WHAT YOU NEED TO DO: Word for word, set down the records and skip each picture.

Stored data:
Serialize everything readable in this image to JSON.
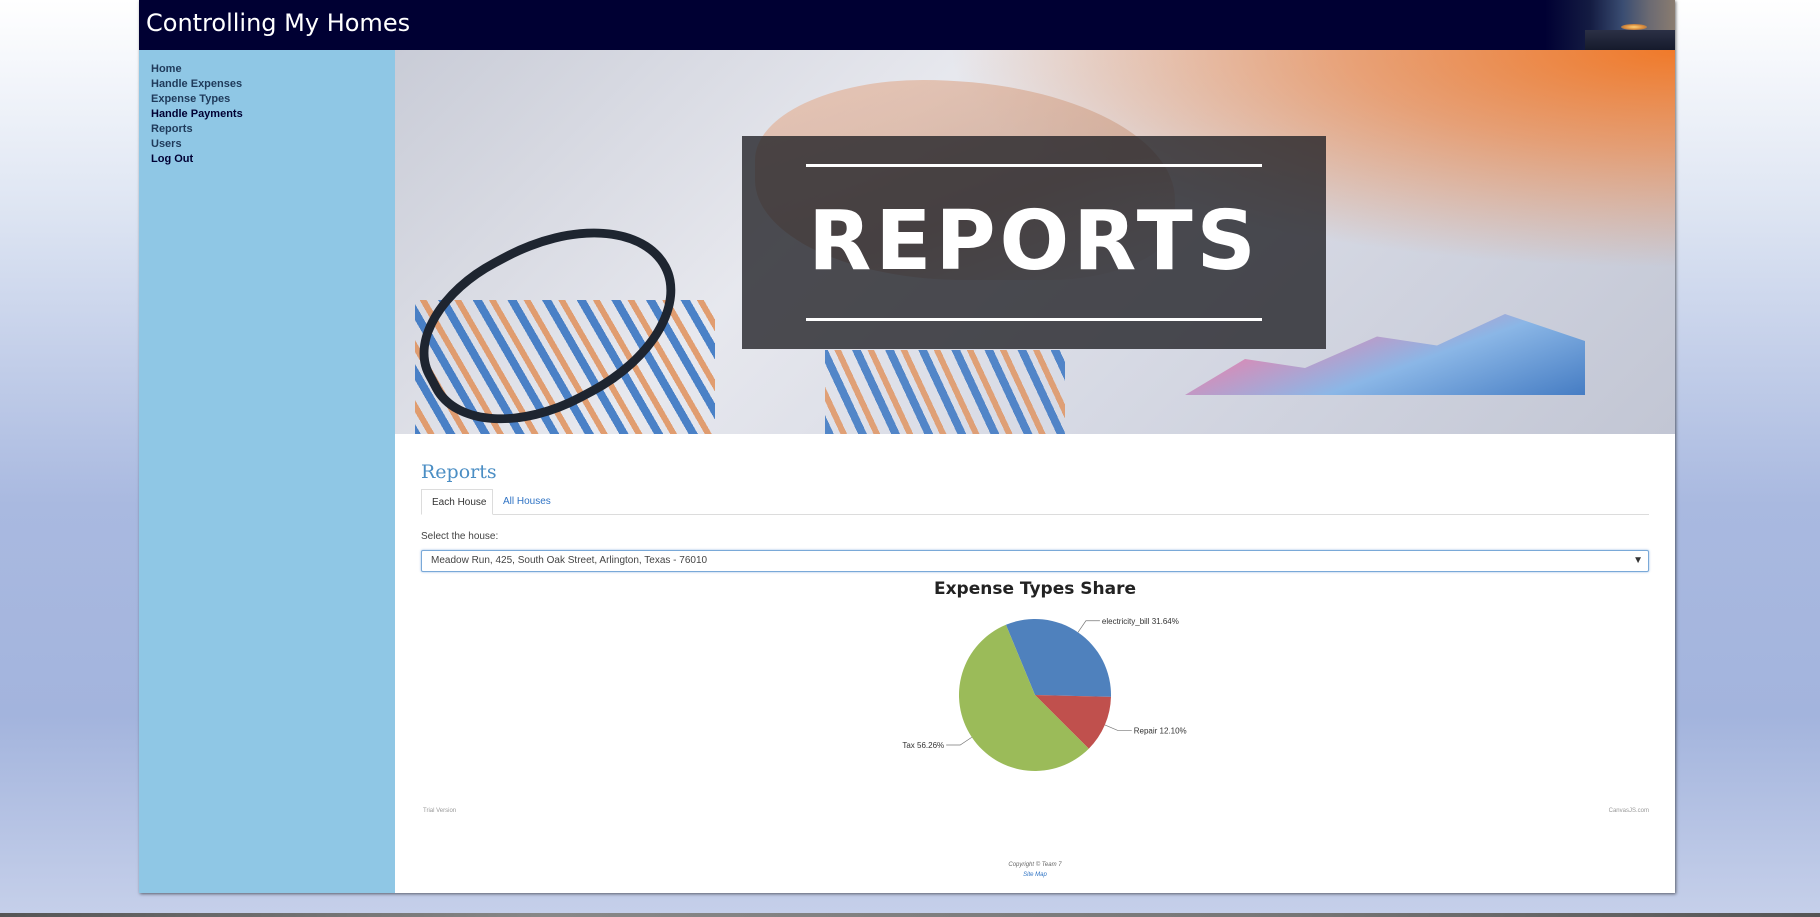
{
  "header": {
    "title": "Controlling My Homes"
  },
  "sidebar": {
    "items": [
      {
        "label": "Home"
      },
      {
        "label": "Handle Expenses"
      },
      {
        "label": "Expense Types"
      },
      {
        "label": "Handle Payments"
      },
      {
        "label": "Reports"
      },
      {
        "label": "Users"
      },
      {
        "label": "Log Out"
      }
    ]
  },
  "banner": {
    "title": "REPORTS"
  },
  "main": {
    "heading": "Reports",
    "tabs": [
      {
        "label": "Each House",
        "active": true
      },
      {
        "label": "All Houses",
        "active": false
      }
    ],
    "select_label": "Select the house:",
    "selected_house": "Meadow Run, 425, South Oak Street, Arlington, Texas - 76010"
  },
  "chart_data": {
    "type": "pie",
    "title": "Expense Types Share",
    "slices": [
      {
        "label": "electricity_bill 31.64%",
        "value": 31.64,
        "color": "#4f81bd"
      },
      {
        "label": "Repair 12.10%",
        "value": 12.1,
        "color": "#c0504d"
      },
      {
        "label": "Tax 56.26%",
        "value": 56.26,
        "color": "#9bbb59"
      }
    ]
  },
  "watermarks": {
    "left": "Trial Version",
    "right": "CanvasJS.com"
  },
  "footer": {
    "copyright": "Copyright © Team 7",
    "sitemap": "Site Map"
  },
  "colors": {
    "header": "#000033",
    "sidebar": "#8fc7e5",
    "accent": "#4b8ec4"
  }
}
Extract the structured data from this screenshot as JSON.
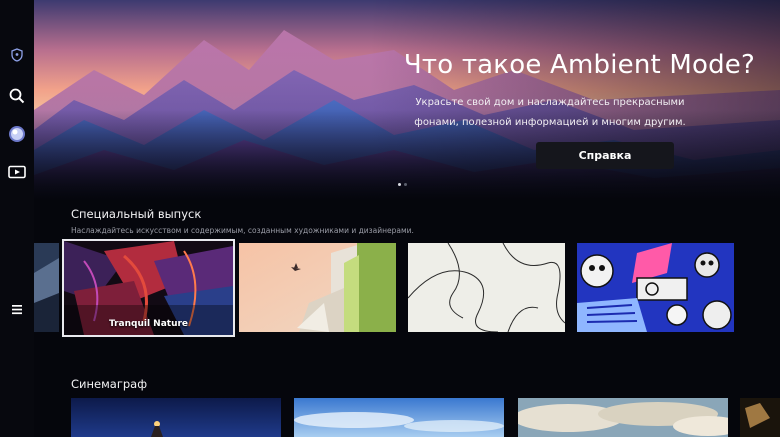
{
  "sidebar": {
    "items": [
      {
        "name": "shield-icon"
      },
      {
        "name": "search-icon"
      },
      {
        "name": "ambient-icon"
      },
      {
        "name": "media-icon"
      },
      {
        "name": "menu-icon"
      }
    ]
  },
  "hero": {
    "title": "Что такое Ambient Mode?",
    "subtitle": "Украсьте свой дом и наслаждайтесь прекрасными фонами, полезной информацией и многим другим.",
    "help_button": "Справка",
    "pager": {
      "count": 2,
      "active": 1
    }
  },
  "special": {
    "title": "Специальный выпуск",
    "subtitle": "Наслаждайтесь искусством и содержимым, созданным художниками и дизайнерами.",
    "tiles": [
      {
        "label": "Tranquil Nature",
        "focused": true
      },
      {
        "label": ""
      },
      {
        "label": ""
      },
      {
        "label": ""
      }
    ]
  },
  "cinemagraph": {
    "title": "Синемаграф"
  },
  "colors": {
    "background": "#05060c",
    "button": "#15161c",
    "focus": "#e9e9ee"
  }
}
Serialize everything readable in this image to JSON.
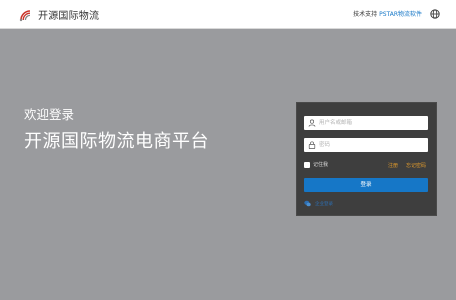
{
  "header": {
    "brand_title": "开源国际物流",
    "support_prefix": "技术支持",
    "support_link": "PSTAR物流软件",
    "logo_icon": "signal-arc-logo",
    "language_icon": "globe-icon"
  },
  "hero": {
    "welcome": "欢迎登录",
    "platform_name": "开源国际物流电商平台"
  },
  "login": {
    "username_placeholder": "用户名或邮箱",
    "password_placeholder": "密码",
    "remember_label": "记住我",
    "register_link": "注册",
    "forgot_link": "忘记密码",
    "submit_label": "登录",
    "corporate_login_label": "企业登录"
  },
  "colors": {
    "page_background": "#9a9b9e",
    "panel_background": "#3e3e3e",
    "primary": "#1677c7",
    "link_orange": "#e09a2c",
    "logo_red": "#c9362b"
  }
}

ANSWER TO THIS PROBLEM:
Serialize everything readable in this image to JSON.
{
  "header": {
    "title": "Controlling My Homes"
  },
  "sidebar": {
    "items": [
      {
        "label": "Home"
      },
      {
        "label": "Handle Expenses"
      },
      {
        "label": "Expense Types"
      },
      {
        "label": "Handle Payments"
      },
      {
        "label": "Reports"
      },
      {
        "label": "Users"
      },
      {
        "label": "Log Out"
      }
    ]
  },
  "banner": {
    "title": "REPORTS"
  },
  "main": {
    "heading": "Reports",
    "tabs": [
      {
        "label": "Each House",
        "active": true
      },
      {
        "label": "All Houses",
        "active": false
      }
    ],
    "select_label": "Select the house:",
    "selected_house": "Meadow Run, 425, South Oak Street, Arlington, Texas - 76010"
  },
  "chart_data": {
    "type": "pie",
    "title": "Expense Types Share",
    "slices": [
      {
        "label": "electricity_bill 31.64%",
        "value": 31.64,
        "color": "#4f81bd"
      },
      {
        "label": "Repair 12.10%",
        "value": 12.1,
        "color": "#c0504d"
      },
      {
        "label": "Tax 56.26%",
        "value": 56.26,
        "color": "#9bbb59"
      }
    ]
  },
  "watermarks": {
    "left": "Trial Version",
    "right": "CanvasJS.com"
  },
  "footer": {
    "copyright": "Copyright © Team 7",
    "sitemap": "Site Map"
  },
  "colors": {
    "header": "#000033",
    "sidebar": "#8fc7e5",
    "accent": "#4b8ec4"
  }
}
Extract the structured data from this screenshot as JSON.
{
  "sidebar": {
    "items": [
      {
        "name": "shield-icon"
      },
      {
        "name": "search-icon"
      },
      {
        "name": "ambient-icon"
      },
      {
        "name": "media-icon"
      },
      {
        "name": "menu-icon"
      }
    ]
  },
  "hero": {
    "title": "Что такое Ambient Mode?",
    "subtitle": "Украсьте свой дом и наслаждайтесь прекрасными фонами, полезной информацией и многим другим.",
    "help_button": "Справка",
    "pager": {
      "count": 2,
      "active": 1
    }
  },
  "special": {
    "title": "Специальный выпуск",
    "subtitle": "Наслаждайтесь искусством и содержимым, созданным художниками и дизайнерами.",
    "tiles": [
      {
        "label": "Tranquil Nature",
        "focused": true
      },
      {
        "label": ""
      },
      {
        "label": ""
      },
      {
        "label": ""
      }
    ]
  },
  "cinemagraph": {
    "title": "Синемаграф"
  },
  "colors": {
    "background": "#05060c",
    "button": "#15161c",
    "focus": "#e9e9ee"
  }
}
Serialize everything readable in this image to JSON.
{
  "header": {
    "brand_title": "开源国际物流",
    "support_prefix": "技术支持",
    "support_link": "PSTAR物流软件",
    "logo_icon": "signal-arc-logo",
    "language_icon": "globe-icon"
  },
  "hero": {
    "welcome": "欢迎登录",
    "platform_name": "开源国际物流电商平台"
  },
  "login": {
    "username_placeholder": "用户名或邮箱",
    "password_placeholder": "密码",
    "remember_label": "记住我",
    "register_link": "注册",
    "forgot_link": "忘记密码",
    "submit_label": "登录",
    "corporate_login_label": "企业登录"
  },
  "colors": {
    "page_background": "#9a9b9e",
    "panel_background": "#3e3e3e",
    "primary": "#1677c7",
    "link_orange": "#e09a2c",
    "logo_red": "#c9362b"
  }
}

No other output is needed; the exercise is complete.